======== Extracted material

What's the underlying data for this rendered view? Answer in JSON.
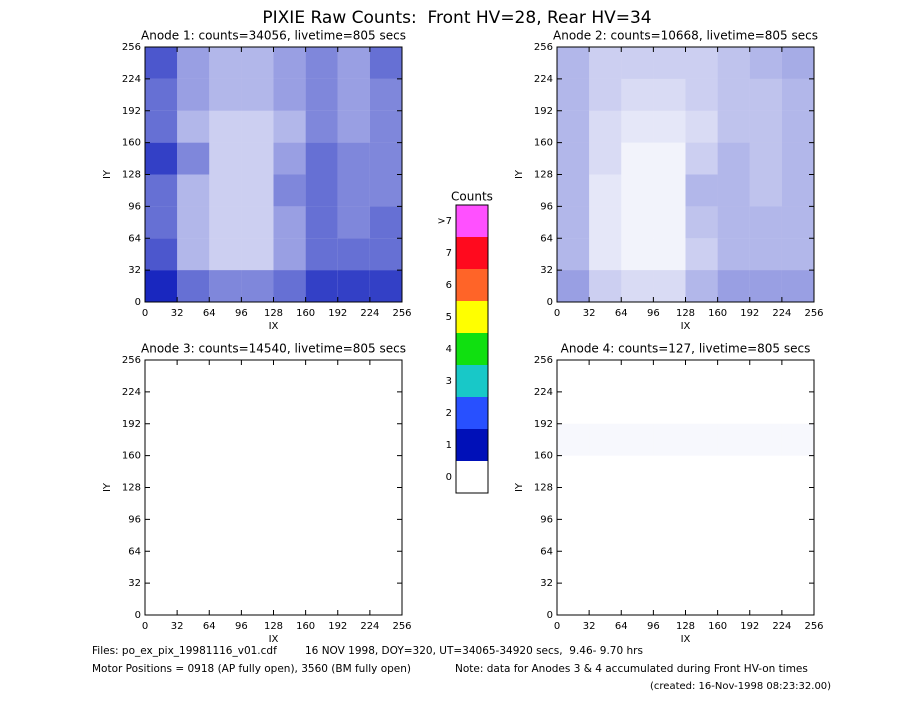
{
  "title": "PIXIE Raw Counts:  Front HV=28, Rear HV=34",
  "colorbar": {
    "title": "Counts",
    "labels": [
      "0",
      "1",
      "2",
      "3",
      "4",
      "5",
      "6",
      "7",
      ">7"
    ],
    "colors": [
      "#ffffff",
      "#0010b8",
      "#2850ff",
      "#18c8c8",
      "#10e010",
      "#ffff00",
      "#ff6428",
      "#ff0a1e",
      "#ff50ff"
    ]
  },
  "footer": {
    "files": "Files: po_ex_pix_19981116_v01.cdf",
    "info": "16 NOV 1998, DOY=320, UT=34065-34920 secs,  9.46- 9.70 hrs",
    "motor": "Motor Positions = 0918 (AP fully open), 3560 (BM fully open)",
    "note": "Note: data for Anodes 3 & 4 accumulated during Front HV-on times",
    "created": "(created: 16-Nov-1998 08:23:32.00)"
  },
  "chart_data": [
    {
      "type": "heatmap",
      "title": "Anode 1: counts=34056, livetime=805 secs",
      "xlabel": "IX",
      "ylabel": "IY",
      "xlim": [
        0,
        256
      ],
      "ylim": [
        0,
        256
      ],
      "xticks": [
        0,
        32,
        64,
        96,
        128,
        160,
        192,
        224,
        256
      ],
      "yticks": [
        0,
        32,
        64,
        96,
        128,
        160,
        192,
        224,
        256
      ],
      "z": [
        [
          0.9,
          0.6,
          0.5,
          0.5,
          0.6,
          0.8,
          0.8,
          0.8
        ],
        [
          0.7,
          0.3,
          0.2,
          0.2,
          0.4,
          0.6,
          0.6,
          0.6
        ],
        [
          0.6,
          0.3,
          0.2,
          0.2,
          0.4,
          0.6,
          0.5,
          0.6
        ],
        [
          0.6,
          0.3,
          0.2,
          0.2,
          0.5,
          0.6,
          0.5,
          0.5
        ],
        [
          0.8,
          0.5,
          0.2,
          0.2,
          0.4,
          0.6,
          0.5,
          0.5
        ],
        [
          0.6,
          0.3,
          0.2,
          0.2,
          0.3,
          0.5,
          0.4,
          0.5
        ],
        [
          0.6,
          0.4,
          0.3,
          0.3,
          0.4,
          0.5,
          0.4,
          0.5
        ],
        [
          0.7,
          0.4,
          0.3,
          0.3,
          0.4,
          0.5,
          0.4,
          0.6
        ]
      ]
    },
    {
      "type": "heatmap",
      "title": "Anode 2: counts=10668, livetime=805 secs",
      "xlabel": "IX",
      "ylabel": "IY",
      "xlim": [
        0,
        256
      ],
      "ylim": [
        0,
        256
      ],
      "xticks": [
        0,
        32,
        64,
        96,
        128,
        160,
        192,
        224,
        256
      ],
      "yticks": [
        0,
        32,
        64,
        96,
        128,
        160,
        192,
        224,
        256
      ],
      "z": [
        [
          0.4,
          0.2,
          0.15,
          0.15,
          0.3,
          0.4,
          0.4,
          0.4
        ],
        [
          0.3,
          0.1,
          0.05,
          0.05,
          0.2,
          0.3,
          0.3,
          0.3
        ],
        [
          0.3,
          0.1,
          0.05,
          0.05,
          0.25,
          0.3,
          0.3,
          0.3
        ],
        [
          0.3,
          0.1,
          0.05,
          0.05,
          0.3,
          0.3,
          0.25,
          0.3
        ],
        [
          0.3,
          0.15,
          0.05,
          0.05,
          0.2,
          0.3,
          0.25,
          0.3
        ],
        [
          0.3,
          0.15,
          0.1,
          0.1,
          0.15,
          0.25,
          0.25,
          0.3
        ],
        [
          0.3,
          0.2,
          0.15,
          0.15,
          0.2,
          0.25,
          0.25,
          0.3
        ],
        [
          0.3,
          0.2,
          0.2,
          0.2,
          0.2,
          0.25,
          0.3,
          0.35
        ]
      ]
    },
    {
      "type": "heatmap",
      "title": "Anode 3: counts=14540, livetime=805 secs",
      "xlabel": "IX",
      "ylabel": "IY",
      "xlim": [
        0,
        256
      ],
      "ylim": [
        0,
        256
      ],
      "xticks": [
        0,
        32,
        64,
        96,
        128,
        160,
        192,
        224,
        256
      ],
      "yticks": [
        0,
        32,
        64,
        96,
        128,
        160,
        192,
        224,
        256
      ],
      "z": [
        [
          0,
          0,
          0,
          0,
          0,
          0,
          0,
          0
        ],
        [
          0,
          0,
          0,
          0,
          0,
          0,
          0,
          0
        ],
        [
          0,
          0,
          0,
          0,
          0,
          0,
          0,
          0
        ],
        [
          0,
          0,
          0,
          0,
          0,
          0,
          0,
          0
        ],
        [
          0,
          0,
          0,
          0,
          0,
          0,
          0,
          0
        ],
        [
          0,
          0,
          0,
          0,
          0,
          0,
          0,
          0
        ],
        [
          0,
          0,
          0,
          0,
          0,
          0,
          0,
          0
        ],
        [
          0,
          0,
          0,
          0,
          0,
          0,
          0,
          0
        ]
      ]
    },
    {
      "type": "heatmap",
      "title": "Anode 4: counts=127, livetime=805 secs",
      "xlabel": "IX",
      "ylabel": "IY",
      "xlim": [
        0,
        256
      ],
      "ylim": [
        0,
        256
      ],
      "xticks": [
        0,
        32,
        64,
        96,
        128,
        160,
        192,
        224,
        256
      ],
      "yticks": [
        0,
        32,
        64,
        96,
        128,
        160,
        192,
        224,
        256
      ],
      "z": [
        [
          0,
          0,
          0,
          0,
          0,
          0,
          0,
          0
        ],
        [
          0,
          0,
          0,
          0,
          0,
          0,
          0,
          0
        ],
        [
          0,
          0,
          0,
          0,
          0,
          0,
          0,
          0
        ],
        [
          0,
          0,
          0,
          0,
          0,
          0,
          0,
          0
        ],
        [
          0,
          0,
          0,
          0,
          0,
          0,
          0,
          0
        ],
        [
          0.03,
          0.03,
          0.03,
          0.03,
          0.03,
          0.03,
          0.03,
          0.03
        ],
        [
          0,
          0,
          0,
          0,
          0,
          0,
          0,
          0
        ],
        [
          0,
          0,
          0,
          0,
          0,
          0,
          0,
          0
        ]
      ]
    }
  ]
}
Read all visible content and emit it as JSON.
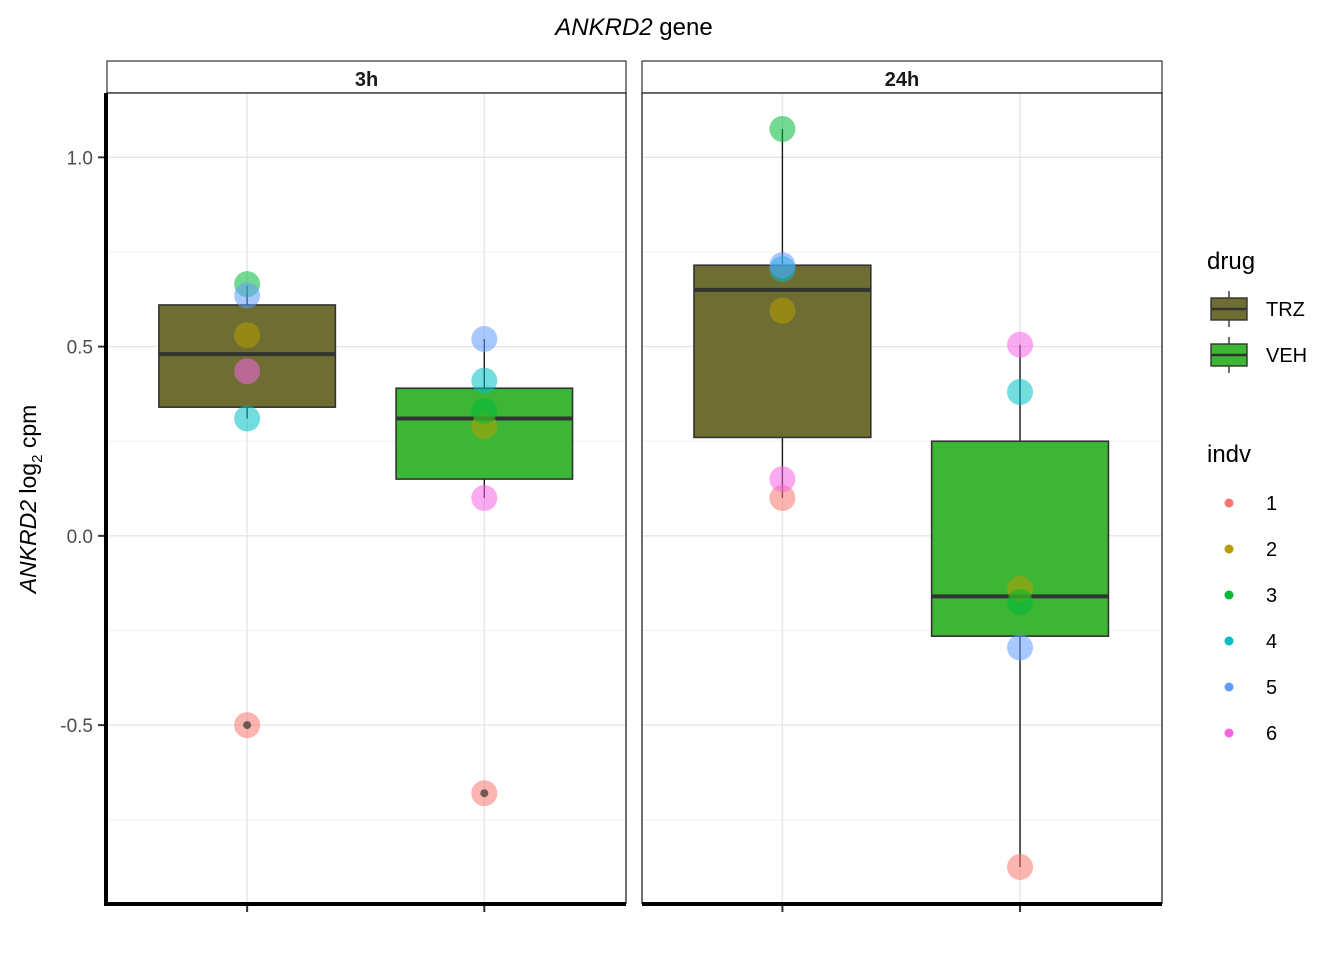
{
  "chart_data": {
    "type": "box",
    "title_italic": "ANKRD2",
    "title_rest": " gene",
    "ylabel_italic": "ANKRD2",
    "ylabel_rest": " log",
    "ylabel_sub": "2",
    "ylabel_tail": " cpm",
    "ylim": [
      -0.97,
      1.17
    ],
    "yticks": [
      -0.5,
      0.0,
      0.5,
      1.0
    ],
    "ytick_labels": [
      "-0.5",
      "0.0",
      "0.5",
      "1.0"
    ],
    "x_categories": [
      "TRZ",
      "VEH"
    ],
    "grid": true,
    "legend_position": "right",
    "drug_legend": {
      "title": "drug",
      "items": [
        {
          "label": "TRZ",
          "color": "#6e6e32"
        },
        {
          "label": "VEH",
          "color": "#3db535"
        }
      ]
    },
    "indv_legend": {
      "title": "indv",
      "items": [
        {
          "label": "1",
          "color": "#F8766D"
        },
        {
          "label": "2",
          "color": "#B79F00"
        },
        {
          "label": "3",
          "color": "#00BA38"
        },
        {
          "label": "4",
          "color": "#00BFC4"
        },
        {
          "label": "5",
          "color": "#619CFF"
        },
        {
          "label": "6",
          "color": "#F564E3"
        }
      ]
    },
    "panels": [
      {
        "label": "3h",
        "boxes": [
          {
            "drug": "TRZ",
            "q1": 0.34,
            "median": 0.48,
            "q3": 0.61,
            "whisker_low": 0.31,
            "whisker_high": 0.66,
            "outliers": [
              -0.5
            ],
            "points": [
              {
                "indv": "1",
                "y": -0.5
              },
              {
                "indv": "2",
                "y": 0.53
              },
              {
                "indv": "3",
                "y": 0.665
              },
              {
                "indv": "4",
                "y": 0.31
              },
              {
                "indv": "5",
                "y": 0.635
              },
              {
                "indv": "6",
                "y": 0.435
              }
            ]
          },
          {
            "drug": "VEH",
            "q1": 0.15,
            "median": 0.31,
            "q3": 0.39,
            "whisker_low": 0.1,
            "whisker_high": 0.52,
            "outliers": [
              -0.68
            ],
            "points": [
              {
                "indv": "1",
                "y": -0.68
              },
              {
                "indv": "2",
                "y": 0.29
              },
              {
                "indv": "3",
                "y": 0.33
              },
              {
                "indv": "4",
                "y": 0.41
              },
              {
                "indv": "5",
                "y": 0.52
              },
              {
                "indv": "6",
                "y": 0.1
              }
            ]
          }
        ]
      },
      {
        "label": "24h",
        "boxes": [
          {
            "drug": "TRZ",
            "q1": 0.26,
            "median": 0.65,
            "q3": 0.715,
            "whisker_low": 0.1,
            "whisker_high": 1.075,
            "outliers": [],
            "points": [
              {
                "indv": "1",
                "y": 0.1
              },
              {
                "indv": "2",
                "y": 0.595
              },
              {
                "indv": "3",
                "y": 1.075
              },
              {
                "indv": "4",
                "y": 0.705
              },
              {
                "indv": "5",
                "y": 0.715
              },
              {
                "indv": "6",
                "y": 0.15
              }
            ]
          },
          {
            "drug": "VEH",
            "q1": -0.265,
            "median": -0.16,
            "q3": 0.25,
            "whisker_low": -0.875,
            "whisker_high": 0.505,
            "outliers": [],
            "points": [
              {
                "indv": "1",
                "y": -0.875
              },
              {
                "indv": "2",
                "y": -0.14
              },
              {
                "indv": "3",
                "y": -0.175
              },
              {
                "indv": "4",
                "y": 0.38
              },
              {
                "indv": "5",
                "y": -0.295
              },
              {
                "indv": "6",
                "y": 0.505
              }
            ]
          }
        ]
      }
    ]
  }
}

================

--- Exercise brief ---
Go through the entries above and copy every line containing "secs".

--- The reply ---
    "info": "16 NOV 1998, DOY=320, UT=34065-34920 secs,  9.46- 9.70 hrs",
      "title": "Anode 1: counts=34056, livetime=805 secs",
      "title": "Anode 2: counts=10668, livetime=805 secs",
      "title": "Anode 3: counts=14540, livetime=805 secs",
      "title": "Anode 4: counts=127, livetime=805 secs",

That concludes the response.